**Your goal**: The records below must be output exactly, without pictures.

[Stored items from a collection]

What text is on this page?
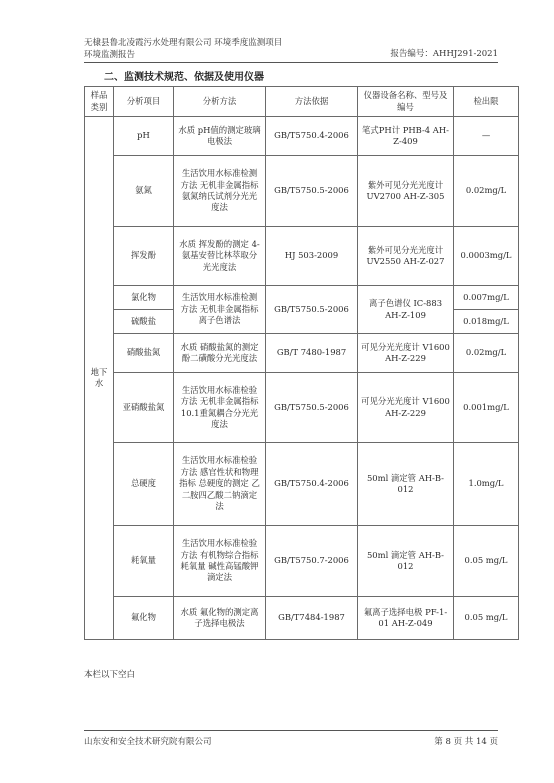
无棣县鲁北凌霞污水处理有限公司 环境季度监测项目
环境监测报告	报告编号：AHHJ291-2021
二、监测技术规范、依据及使用仪器
样品类别	分析项目	分析方法	方法依据	仪器设备名称、型号及编号	检出限
地下水	pH	水质 pH值的测定玻璃电极法	GB/T5750.4-2006	笔式PH计 PHB-4 AH-Z-409	—
	氨氮	生活饮用水标准检测方法 无机非金属指标 氨氮纳氏试剂分光光度法	GB/T5750.5-2006	紫外可见分光光度计 UV2700 AH-Z-305	0.02mg/L
	挥发酚	水质 挥发酚的测定 4-氨基安替比林萃取分光光度法	HJ 503-2009	紫外可见分光光度计 UV2550 AH-Z-027	0.0003mg/L
	氯化物	生活饮用水标准检测方法 无机非金属指标 离子色谱法	GB/T5750.5-2006	离子色谱仪 IC-883 AH-Z-109	0.007mg/L
	硫酸盐				0.018mg/L
	硝酸盐氮	水质 硝酸盐氮的测定 酚二磺酸分光光度法	GB/T 7480-1987	可见分光光度计 V1600 AH-Z-229	0.02mg/L
	亚硝酸盐氮	生活饮用水标准检验方法 无机非金属指标 10.1重氮耦合分光光度法	GB/T5750.5-2006	可见分光光度计 V1600 AH-Z-229	0.001mg/L
	总硬度	生活饮用水标准检验方法 感官性状和物理指标 总硬度的测定 乙二胺四乙酸二钠滴定法	GB/T5750.4-2006	50ml 滴定管 AH-B-012	1.0mg/L
	耗氧量	生活饮用水标准检验方法 有机物综合指标 耗氧量 碱性高锰酸钾滴定法	GB/T5750.7-2006	50ml 滴定管 AH-B-012	0.05 mg/L
	氟化物	水质 氟化物的测定离子选择电极法	GB/T7484-1987	氟离子选择电极 PF-1-01 AH-Z-049	0.05 mg/L
本栏以下空白
山东安和安全技术研究院有限公司	第 8 页 共 14 页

**Full answer**:
What text is on this page?
无棣县鲁北凌霞污水处理有限公司 环境季度监测项目
环境监测报告	报告编号：AHHJ291-2021
二、监测技术规范、依据及使用仪器
样品类别	分析项目	分析方法	方法依据	仪器设备名称、型号及编号	检出限
地下水	pH	水质 pH值的测定玻璃电极法	GB/T5750.4-2006	笔式PH计 PHB-4 AH-Z-409	—
	氨氮	生活饮用水标准检测方法 无机非金属指标 氨氮纳氏试剂分光光度法	GB/T5750.5-2006	紫外可见分光光度计 UV2700 AH-Z-305	0.02mg/L
	挥发酚	水质 挥发酚的测定 4-氨基安替比林萃取分光光度法	HJ 503-2009	紫外可见分光光度计 UV2550 AH-Z-027	0.0003mg/L
	氯化物	生活饮用水标准检测方法 无机非金属指标 离子色谱法	GB/T5750.5-2006	离子色谱仪 IC-883 AH-Z-109	0.007mg/L
	硫酸盐				0.018mg/L
	硝酸盐氮	水质 硝酸盐氮的测定 酚二磺酸分光光度法	GB/T 7480-1987	可见分光光度计 V1600 AH-Z-229	0.02mg/L
	亚硝酸盐氮	生活饮用水标准检验方法 无机非金属指标 10.1重氮耦合分光光度法	GB/T5750.5-2006	可见分光光度计 V1600 AH-Z-229	0.001mg/L
	总硬度	生活饮用水标准检验方法 感官性状和物理指标 总硬度的测定 乙二胺四乙酸二钠滴定法	GB/T5750.4-2006	50ml 滴定管 AH-B-012	1.0mg/L
	耗氧量	生活饮用水标准检验方法 有机物综合指标 耗氧量 碱性高锰酸钾滴定法	GB/T5750.7-2006	50ml 滴定管 AH-B-012	0.05 mg/L
	氟化物	水质 氟化物的测定离子选择电极法	GB/T7484-1987	氟离子选择电极 PF-1-01 AH-Z-049	0.05 mg/L
本栏以下空白
山东安和安全技术研究院有限公司	第 8 页 共 14 页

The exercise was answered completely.